# Task requirements
Retype each entry below, keeping every character the same.

# Raw records

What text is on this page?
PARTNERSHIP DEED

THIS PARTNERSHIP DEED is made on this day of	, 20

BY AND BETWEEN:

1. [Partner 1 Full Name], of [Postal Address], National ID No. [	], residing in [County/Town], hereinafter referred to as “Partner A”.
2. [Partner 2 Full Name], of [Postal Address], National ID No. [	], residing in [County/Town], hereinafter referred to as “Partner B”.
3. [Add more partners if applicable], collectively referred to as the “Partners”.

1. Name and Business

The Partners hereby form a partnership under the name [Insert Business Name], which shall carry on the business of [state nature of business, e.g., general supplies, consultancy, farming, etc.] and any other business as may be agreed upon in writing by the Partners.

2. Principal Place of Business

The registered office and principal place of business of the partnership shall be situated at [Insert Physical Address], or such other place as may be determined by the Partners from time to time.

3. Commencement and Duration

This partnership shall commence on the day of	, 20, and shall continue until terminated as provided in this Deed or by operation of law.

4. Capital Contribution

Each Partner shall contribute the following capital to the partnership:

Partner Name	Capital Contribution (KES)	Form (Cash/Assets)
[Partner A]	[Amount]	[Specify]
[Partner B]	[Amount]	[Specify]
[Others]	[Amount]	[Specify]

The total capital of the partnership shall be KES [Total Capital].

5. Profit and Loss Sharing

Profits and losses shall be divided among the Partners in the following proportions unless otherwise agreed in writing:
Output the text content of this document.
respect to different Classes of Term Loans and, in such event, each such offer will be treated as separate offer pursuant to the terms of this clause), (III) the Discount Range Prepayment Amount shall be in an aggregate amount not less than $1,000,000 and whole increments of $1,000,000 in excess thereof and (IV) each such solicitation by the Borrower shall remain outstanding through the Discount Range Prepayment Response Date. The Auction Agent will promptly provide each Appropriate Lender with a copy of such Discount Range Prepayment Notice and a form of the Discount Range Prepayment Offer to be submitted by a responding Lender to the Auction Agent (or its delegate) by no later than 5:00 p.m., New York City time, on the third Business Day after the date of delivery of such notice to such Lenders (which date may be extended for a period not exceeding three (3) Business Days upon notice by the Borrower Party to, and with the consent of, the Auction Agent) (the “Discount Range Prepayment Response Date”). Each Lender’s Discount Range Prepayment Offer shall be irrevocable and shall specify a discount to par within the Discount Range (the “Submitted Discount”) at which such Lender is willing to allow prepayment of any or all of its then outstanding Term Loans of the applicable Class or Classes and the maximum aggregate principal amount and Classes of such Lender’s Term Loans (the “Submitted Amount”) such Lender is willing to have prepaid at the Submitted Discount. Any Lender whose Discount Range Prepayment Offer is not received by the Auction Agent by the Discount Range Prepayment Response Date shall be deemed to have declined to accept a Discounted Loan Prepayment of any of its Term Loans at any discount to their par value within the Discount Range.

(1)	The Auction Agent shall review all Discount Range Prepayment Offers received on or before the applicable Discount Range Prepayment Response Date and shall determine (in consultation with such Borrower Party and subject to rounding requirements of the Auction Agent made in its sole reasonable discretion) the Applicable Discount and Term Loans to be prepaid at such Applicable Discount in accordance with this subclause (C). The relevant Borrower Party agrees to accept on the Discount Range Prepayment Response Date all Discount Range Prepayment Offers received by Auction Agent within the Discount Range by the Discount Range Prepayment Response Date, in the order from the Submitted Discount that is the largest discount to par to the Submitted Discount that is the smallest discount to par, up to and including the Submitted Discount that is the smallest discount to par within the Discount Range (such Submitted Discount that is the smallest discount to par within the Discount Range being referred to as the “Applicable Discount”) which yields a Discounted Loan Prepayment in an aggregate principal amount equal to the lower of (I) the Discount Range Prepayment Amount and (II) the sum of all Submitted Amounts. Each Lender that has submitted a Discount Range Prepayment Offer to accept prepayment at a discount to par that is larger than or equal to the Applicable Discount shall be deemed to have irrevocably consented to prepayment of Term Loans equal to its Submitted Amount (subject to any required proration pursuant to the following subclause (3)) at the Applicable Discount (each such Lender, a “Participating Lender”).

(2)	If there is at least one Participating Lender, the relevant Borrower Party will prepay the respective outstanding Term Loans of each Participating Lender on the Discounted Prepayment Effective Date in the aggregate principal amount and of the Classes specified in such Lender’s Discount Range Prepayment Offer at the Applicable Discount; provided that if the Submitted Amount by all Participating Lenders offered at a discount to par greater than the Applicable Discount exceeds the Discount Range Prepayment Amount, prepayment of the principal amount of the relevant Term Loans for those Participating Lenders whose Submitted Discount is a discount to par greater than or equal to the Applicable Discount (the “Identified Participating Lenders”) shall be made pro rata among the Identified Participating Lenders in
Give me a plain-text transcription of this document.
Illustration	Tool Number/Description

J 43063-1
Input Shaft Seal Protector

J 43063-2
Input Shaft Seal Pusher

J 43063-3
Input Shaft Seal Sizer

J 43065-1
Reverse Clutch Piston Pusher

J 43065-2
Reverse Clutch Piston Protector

# Full answer
What text is on this page?
PARTNERSHIP DEED

THIS PARTNERSHIP DEED is made on this day of	, 20

BY AND BETWEEN:

1. [Partner 1 Full Name], of [Postal Address], National ID No. [	], residing in [County/Town], hereinafter referred to as “Partner A”.
2. [Partner 2 Full Name], of [Postal Address], National ID No. [	], residing in [County/Town], hereinafter referred to as “Partner B”.
3. [Add more partners if applicable], collectively referred to as the “Partners”.

1. Name and Business

The Partners hereby form a partnership under the name [Insert Business Name], which shall carry on the business of [state nature of business, e.g., general supplies, consultancy, farming, etc.] and any other business as may be agreed upon in writing by the Partners.

2. Principal Place of Business

The registered office and principal place of business of the partnership shall be situated at [Insert Physical Address], or such other place as may be determined by the Partners from time to time.

3. Commencement and Duration

This partnership shall commence on the day of	, 20, and shall continue until terminated as provided in this Deed or by operation of law.

4. Capital Contribution

Each Partner shall contribute the following capital to the partnership:

Partner Name	Capital Contribution (KES)	Form (Cash/Assets)
[Partner A]	[Amount]	[Specify]
[Partner B]	[Amount]	[Specify]
[Others]	[Amount]	[Specify]

The total capital of the partnership shall be KES [Total Capital].

5. Profit and Loss Sharing

Profits and losses shall be divided among the Partners in the following proportions unless otherwise agreed in writing:
Output the text content of this document.
respect to different Classes of Term Loans and, in such event, each such offer will be treated as separate offer pursuant to the terms of this clause), (III) the Discount Range Prepayment Amount shall be in an aggregate amount not less than $1,000,000 and whole increments of $1,000,000 in excess thereof and (IV) each such solicitation by the Borrower shall remain outstanding through the Discount Range Prepayment Response Date. The Auction Agent will promptly provide each Appropriate Lender with a copy of such Discount Range Prepayment Notice and a form of the Discount Range Prepayment Offer to be submitted by a responding Lender to the Auction Agent (or its delegate) by no later than 5:00 p.m., New York City time, on the third Business Day after the date of delivery of such notice to such Lenders (which date may be extended for a period not exceeding three (3) Business Days upon notice by the Borrower Party to, and with the consent of, the Auction Agent) (the “Discount Range Prepayment Response Date”). Each Lender’s Discount Range Prepayment Offer shall be irrevocable and shall specify a discount to par within the Discount Range (the “Submitted Discount”) at which such Lender is willing to allow prepayment of any or all of its then outstanding Term Loans of the applicable Class or Classes and the maximum aggregate principal amount and Classes of such Lender’s Term Loans (the “Submitted Amount”) such Lender is willing to have prepaid at the Submitted Discount. Any Lender whose Discount Range Prepayment Offer is not received by the Auction Agent by the Discount Range Prepayment Response Date shall be deemed to have declined to accept a Discounted Loan Prepayment of any of its Term Loans at any discount to their par value within the Discount Range.

(1)	The Auction Agent shall review all Discount Range Prepayment Offers received on or before the applicable Discount Range Prepayment Response Date and shall determine (in consultation with such Borrower Party and subject to rounding requirements of the Auction Agent made in its sole reasonable discretion) the Applicable Discount and Term Loans to be prepaid at such Applicable Discount in accordance with this subclause (C). The relevant Borrower Party agrees to accept on the Discount Range Prepayment Response Date all Discount Range Prepayment Offers received by Auction Agent within the Discount Range by the Discount Range Prepayment Response Date, in the order from the Submitted Discount that is the largest discount to par to the Submitted Discount that is the smallest discount to par, up to and including the Submitted Discount that is the smallest discount to par within the Discount Range (such Submitted Discount that is the smallest discount to par within the Discount Range being referred to as the “Applicable Discount”) which yields a Discounted Loan Prepayment in an aggregate principal amount equal to the lower of (I) the Discount Range Prepayment Amount and (II) the sum of all Submitted Amounts. Each Lender that has submitted a Discount Range Prepayment Offer to accept prepayment at a discount to par that is larger than or equal to the Applicable Discount shall be deemed to have irrevocably consented to prepayment of Term Loans equal to its Submitted Amount (subject to any required proration pursuant to the following subclause (3)) at the Applicable Discount (each such Lender, a “Participating Lender”).

(2)	If there is at least one Participating Lender, the relevant Borrower Party will prepay the respective outstanding Term Loans of each Participating Lender on the Discounted Prepayment Effective Date in the aggregate principal amount and of the Classes specified in such Lender’s Discount Range Prepayment Offer at the Applicable Discount; provided that if the Submitted Amount by all Participating Lenders offered at a discount to par greater than the Applicable Discount exceeds the Discount Range Prepayment Amount, prepayment of the principal amount of the relevant Term Loans for those Participating Lenders whose Submitted Discount is a discount to par greater than or equal to the Applicable Discount (the “Identified Participating Lenders”) shall be made pro rata among the Identified Participating Lenders in
Give me a plain-text transcription of this document.
Illustration	Tool Number/Description

J 43063-1
Input Shaft Seal Protector

J 43063-2
Input Shaft Seal Pusher

J 43063-3
Input Shaft Seal Sizer

J 43065-1
Reverse Clutch Piston Pusher

J 43065-2
Reverse Clutch Piston Protector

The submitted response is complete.